* Your objective
Copy every line that contains the string "Component" from the entries below.

====== Given data

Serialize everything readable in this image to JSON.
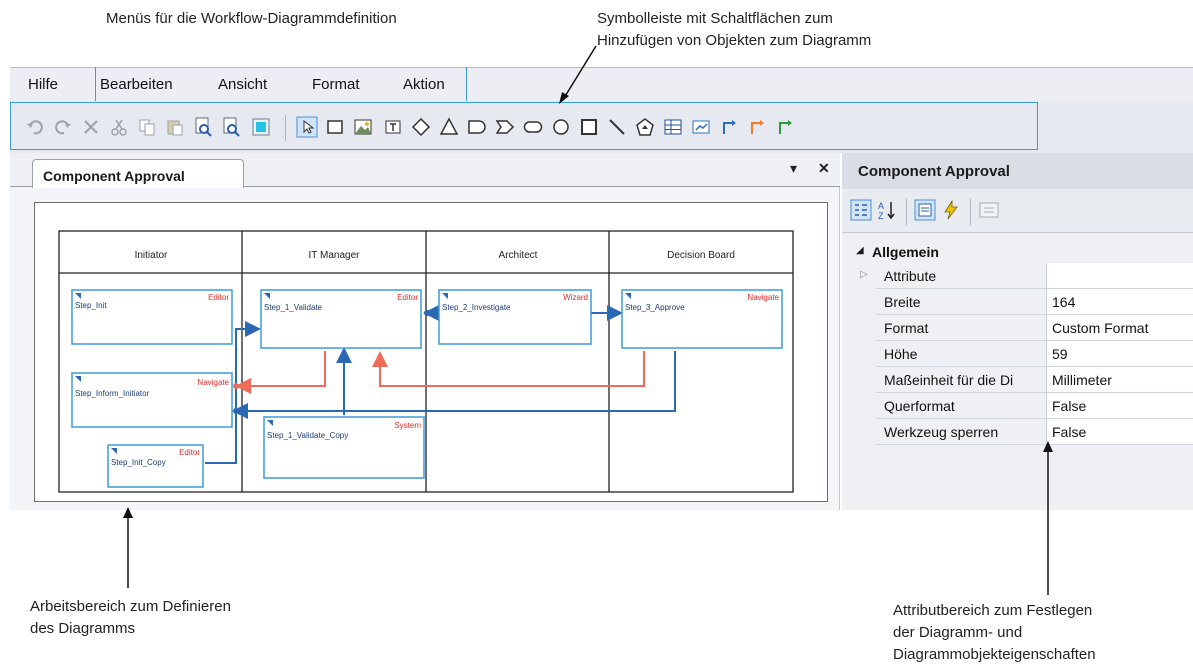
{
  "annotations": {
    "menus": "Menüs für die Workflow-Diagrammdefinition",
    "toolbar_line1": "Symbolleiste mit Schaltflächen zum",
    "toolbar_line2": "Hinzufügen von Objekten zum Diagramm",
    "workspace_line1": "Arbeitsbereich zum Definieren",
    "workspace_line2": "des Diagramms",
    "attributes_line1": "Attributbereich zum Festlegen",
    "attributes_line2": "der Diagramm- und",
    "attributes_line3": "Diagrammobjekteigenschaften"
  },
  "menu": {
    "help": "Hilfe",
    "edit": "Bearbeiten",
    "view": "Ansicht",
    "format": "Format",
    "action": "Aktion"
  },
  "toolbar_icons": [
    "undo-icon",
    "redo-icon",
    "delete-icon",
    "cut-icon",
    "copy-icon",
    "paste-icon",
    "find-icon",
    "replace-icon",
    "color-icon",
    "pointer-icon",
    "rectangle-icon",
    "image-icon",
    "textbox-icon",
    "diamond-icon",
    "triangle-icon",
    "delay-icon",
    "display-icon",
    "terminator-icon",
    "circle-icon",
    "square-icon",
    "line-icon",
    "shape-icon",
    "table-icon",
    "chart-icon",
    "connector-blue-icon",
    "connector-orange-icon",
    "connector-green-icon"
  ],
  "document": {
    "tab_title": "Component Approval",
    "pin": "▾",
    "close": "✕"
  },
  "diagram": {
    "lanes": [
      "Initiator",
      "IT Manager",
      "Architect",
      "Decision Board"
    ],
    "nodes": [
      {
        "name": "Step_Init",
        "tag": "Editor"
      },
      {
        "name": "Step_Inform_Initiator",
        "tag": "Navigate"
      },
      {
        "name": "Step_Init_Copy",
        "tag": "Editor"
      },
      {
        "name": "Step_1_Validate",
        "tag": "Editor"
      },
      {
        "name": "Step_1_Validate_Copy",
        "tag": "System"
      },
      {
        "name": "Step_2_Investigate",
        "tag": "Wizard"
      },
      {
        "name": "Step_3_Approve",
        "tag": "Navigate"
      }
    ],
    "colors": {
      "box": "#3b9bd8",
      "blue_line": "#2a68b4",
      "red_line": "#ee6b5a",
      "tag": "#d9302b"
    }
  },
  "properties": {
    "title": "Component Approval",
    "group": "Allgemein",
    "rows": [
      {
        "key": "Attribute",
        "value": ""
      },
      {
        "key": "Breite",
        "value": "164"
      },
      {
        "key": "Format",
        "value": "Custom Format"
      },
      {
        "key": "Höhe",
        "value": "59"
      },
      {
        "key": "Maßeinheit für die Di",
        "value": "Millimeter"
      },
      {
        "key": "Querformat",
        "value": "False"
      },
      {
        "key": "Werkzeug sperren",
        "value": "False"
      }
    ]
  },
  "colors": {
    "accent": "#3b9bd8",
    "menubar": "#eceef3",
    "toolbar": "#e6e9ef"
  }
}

============

* The reply
    "tab_title": "Component Approval",
    "title": "Component Approval",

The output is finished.